_Challenge_:
Can you reproduce the following material verbatim?

_Provided records_:
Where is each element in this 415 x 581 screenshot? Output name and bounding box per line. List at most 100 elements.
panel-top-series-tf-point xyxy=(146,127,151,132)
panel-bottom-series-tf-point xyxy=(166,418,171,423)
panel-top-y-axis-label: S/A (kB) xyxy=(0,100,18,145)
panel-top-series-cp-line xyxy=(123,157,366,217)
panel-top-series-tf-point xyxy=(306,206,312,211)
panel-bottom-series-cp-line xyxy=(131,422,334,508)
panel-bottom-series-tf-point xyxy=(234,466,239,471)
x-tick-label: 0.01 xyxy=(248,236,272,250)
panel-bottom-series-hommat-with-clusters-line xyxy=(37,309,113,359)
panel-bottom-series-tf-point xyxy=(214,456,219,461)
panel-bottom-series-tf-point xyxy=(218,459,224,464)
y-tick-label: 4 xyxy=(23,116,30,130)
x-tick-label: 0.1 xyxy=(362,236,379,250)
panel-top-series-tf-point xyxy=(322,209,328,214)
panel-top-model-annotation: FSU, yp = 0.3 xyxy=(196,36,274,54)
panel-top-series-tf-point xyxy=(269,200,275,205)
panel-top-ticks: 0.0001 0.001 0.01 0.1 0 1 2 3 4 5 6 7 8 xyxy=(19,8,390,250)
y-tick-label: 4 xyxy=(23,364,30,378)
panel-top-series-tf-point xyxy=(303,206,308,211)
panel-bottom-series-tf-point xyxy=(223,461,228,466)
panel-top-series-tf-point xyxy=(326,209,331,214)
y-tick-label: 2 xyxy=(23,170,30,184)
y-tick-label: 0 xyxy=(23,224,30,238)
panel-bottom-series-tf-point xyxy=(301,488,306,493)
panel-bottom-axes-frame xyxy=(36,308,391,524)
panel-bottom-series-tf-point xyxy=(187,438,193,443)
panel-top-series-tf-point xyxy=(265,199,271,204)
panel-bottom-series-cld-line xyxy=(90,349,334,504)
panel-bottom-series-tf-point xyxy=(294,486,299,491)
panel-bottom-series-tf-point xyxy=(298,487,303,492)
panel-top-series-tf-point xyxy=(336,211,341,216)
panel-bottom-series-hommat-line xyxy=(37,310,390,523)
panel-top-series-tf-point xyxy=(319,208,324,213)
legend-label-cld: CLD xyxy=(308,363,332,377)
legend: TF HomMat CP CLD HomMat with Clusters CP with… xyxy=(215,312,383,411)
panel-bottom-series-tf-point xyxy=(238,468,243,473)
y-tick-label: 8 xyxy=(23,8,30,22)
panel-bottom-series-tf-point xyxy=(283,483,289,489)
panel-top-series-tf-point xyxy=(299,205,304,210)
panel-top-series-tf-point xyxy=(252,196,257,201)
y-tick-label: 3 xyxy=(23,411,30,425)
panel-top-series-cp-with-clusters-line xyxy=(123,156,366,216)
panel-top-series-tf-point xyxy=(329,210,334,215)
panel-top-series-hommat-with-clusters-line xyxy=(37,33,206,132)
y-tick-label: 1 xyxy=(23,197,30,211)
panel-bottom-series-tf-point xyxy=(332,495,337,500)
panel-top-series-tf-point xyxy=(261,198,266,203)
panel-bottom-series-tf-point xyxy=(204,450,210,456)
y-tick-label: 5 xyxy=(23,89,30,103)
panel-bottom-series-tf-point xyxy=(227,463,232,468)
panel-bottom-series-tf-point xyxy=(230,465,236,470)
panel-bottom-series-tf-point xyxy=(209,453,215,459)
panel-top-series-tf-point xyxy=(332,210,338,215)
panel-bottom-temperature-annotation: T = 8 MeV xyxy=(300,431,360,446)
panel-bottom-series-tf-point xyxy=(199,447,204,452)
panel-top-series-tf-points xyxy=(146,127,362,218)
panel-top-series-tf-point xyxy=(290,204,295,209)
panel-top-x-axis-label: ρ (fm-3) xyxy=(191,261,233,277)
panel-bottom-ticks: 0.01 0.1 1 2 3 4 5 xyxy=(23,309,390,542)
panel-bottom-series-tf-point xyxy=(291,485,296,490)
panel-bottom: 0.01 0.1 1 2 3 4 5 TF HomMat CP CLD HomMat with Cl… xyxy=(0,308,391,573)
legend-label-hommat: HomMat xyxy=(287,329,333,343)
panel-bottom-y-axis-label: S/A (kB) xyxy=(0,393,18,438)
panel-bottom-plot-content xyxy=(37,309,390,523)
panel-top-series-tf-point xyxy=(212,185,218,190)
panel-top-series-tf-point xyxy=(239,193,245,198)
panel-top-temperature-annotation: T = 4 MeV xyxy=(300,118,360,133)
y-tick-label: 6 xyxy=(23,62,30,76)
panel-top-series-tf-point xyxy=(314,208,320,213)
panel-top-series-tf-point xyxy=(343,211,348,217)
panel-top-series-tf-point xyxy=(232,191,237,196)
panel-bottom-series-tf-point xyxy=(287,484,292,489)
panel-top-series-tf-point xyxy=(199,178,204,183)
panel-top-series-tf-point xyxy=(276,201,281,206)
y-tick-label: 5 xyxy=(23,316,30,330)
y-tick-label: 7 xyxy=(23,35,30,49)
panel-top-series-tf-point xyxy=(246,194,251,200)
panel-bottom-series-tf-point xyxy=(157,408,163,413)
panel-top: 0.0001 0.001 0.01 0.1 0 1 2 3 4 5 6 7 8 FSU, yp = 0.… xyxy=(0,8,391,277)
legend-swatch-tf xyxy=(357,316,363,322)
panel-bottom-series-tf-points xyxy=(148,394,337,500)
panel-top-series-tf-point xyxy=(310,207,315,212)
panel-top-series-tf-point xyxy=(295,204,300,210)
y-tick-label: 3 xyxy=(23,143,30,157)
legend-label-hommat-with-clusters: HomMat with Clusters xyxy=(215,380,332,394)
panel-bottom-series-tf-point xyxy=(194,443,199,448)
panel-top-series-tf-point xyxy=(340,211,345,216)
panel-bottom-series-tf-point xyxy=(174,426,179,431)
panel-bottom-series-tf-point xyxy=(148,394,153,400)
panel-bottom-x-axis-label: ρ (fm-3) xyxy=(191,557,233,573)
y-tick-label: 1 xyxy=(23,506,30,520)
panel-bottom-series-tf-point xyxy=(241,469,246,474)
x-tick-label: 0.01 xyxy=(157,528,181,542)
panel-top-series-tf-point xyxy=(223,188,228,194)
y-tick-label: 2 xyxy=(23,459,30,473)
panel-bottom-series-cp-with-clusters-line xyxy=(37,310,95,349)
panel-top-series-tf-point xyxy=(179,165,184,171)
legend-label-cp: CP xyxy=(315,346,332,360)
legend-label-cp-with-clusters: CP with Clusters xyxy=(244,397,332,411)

_Complete output_:
Where is each element in this 415 x 581 screenshot? Output name and bounding box per line. List at most 100 elements.
panel-top-series-tf-point xyxy=(146,127,151,132)
panel-bottom-series-tf-point xyxy=(166,418,171,423)
panel-top-y-axis-label: S/A (kB) xyxy=(0,100,18,145)
panel-top-series-cp-line xyxy=(123,157,366,217)
panel-top-series-tf-point xyxy=(306,206,312,211)
panel-bottom-series-cp-line xyxy=(131,422,334,508)
panel-bottom-series-tf-point xyxy=(234,466,239,471)
x-tick-label: 0.01 xyxy=(248,236,272,250)
panel-bottom-series-hommat-with-clusters-line xyxy=(37,309,113,359)
panel-bottom-series-tf-point xyxy=(214,456,219,461)
panel-bottom-series-tf-point xyxy=(218,459,224,464)
y-tick-label: 4 xyxy=(23,116,30,130)
x-tick-label: 0.1 xyxy=(362,236,379,250)
panel-top-series-tf-point xyxy=(322,209,328,214)
panel-top-model-annotation: FSU, yp = 0.3 xyxy=(196,36,274,54)
panel-top-series-tf-point xyxy=(269,200,275,205)
panel-top-ticks: 0.0001 0.001 0.01 0.1 0 1 2 3 4 5 6 7 8 xyxy=(19,8,390,250)
y-tick-label: 4 xyxy=(23,364,30,378)
panel-top-series-tf-point xyxy=(303,206,308,211)
panel-bottom-series-tf-point xyxy=(223,461,228,466)
panel-top-series-tf-point xyxy=(326,209,331,214)
y-tick-label: 2 xyxy=(23,170,30,184)
y-tick-label: 0 xyxy=(23,224,30,238)
panel-bottom-series-tf-point xyxy=(301,488,306,493)
panel-bottom-axes-frame xyxy=(36,308,391,524)
panel-bottom-series-tf-point xyxy=(187,438,193,443)
panel-top-series-tf-point xyxy=(265,199,271,204)
panel-bottom-series-cld-line xyxy=(90,349,334,504)
panel-bottom-series-tf-point xyxy=(294,486,299,491)
panel-bottom-series-tf-point xyxy=(298,487,303,492)
panel-top-series-tf-point xyxy=(336,211,341,216)
panel-bottom-series-hommat-line xyxy=(37,310,390,523)
panel-top-series-tf-point xyxy=(319,208,324,213)
legend-label-cld: CLD xyxy=(308,363,332,377)
legend: TF HomMat CP CLD HomMat with Clusters CP with… xyxy=(215,312,383,411)
panel-bottom-series-tf-point xyxy=(238,468,243,473)
y-tick-label: 8 xyxy=(23,8,30,22)
panel-bottom-series-tf-point xyxy=(283,483,289,489)
panel-top-series-tf-point xyxy=(299,205,304,210)
panel-top-series-tf-point xyxy=(252,196,257,201)
y-tick-label: 3 xyxy=(23,411,30,425)
panel-top-series-cp-with-clusters-line xyxy=(123,156,366,216)
panel-top-series-tf-point xyxy=(329,210,334,215)
panel-top-series-hommat-with-clusters-line xyxy=(37,33,206,132)
y-tick-label: 1 xyxy=(23,197,30,211)
panel-bottom-series-tf-point xyxy=(332,495,337,500)
panel-top-series-tf-point xyxy=(261,198,266,203)
panel-bottom-series-tf-point xyxy=(204,450,210,456)
y-tick-label: 5 xyxy=(23,89,30,103)
panel-bottom-series-tf-point xyxy=(227,463,232,468)
panel-bottom-series-tf-point xyxy=(230,465,236,470)
panel-bottom-series-tf-point xyxy=(209,453,215,459)
panel-top-series-tf-point xyxy=(332,210,338,215)
panel-bottom-temperature-annotation: T = 8 MeV xyxy=(300,431,360,446)
panel-bottom-series-tf-point xyxy=(199,447,204,452)
panel-top-series-tf-points xyxy=(146,127,362,218)
panel-top-series-tf-point xyxy=(290,204,295,209)
panel-top-x-axis-label: ρ (fm-3) xyxy=(191,261,233,277)
panel-bottom-ticks: 0.01 0.1 1 2 3 4 5 xyxy=(23,309,390,542)
panel-bottom-series-tf-point xyxy=(291,485,296,490)
panel-bottom: 0.01 0.1 1 2 3 4 5 TF HomMat CP CLD HomMat with Cl… xyxy=(0,308,391,573)
legend-label-hommat: HomMat xyxy=(287,329,333,343)
panel-bottom-y-axis-label: S/A (kB) xyxy=(0,393,18,438)
panel-bottom-plot-content xyxy=(37,309,390,523)
panel-top-series-tf-point xyxy=(212,185,218,190)
panel-top-series-tf-point xyxy=(239,193,245,198)
panel-top-temperature-annotation: T = 4 MeV xyxy=(300,118,360,133)
y-tick-label: 6 xyxy=(23,62,30,76)
panel-top-series-tf-point xyxy=(314,208,320,213)
panel-top-series-tf-point xyxy=(343,211,348,217)
panel-top-series-tf-point xyxy=(232,191,237,196)
panel-bottom-series-tf-point xyxy=(287,484,292,489)
panel-top-series-tf-point xyxy=(199,178,204,183)
panel-top-series-tf-point xyxy=(276,201,281,206)
y-tick-label: 5 xyxy=(23,316,30,330)
y-tick-label: 7 xyxy=(23,35,30,49)
panel-top-series-tf-point xyxy=(246,194,251,200)
panel-bottom-series-tf-point xyxy=(157,408,163,413)
panel-top: 0.0001 0.001 0.01 0.1 0 1 2 3 4 5 6 7 8 FSU, yp = 0.… xyxy=(0,8,391,277)
legend-swatch-tf xyxy=(357,316,363,322)
panel-bottom-series-tf-points xyxy=(148,394,337,500)
panel-top-series-tf-point xyxy=(310,207,315,212)
panel-top-series-tf-point xyxy=(295,204,300,210)
y-tick-label: 3 xyxy=(23,143,30,157)
legend-label-hommat-with-clusters: HomMat with Clusters xyxy=(215,380,332,394)
panel-bottom-series-tf-point xyxy=(194,443,199,448)
panel-top-series-tf-point xyxy=(340,211,345,216)
panel-bottom-series-tf-point xyxy=(174,426,179,431)
panel-bottom-series-tf-point xyxy=(148,394,153,400)
panel-bottom-x-axis-label: ρ (fm-3) xyxy=(191,557,233,573)
y-tick-label: 1 xyxy=(23,506,30,520)
panel-bottom-series-tf-point xyxy=(241,469,246,474)
x-tick-label: 0.01 xyxy=(157,528,181,542)
panel-top-series-tf-point xyxy=(223,188,228,194)
y-tick-label: 2 xyxy=(23,459,30,473)
panel-bottom-series-cp-with-clusters-line xyxy=(37,310,95,349)
panel-top-series-tf-point xyxy=(179,165,184,171)
legend-label-cp: CP xyxy=(315,346,332,360)
legend-label-cp-with-clusters: CP with Clusters xyxy=(244,397,332,411)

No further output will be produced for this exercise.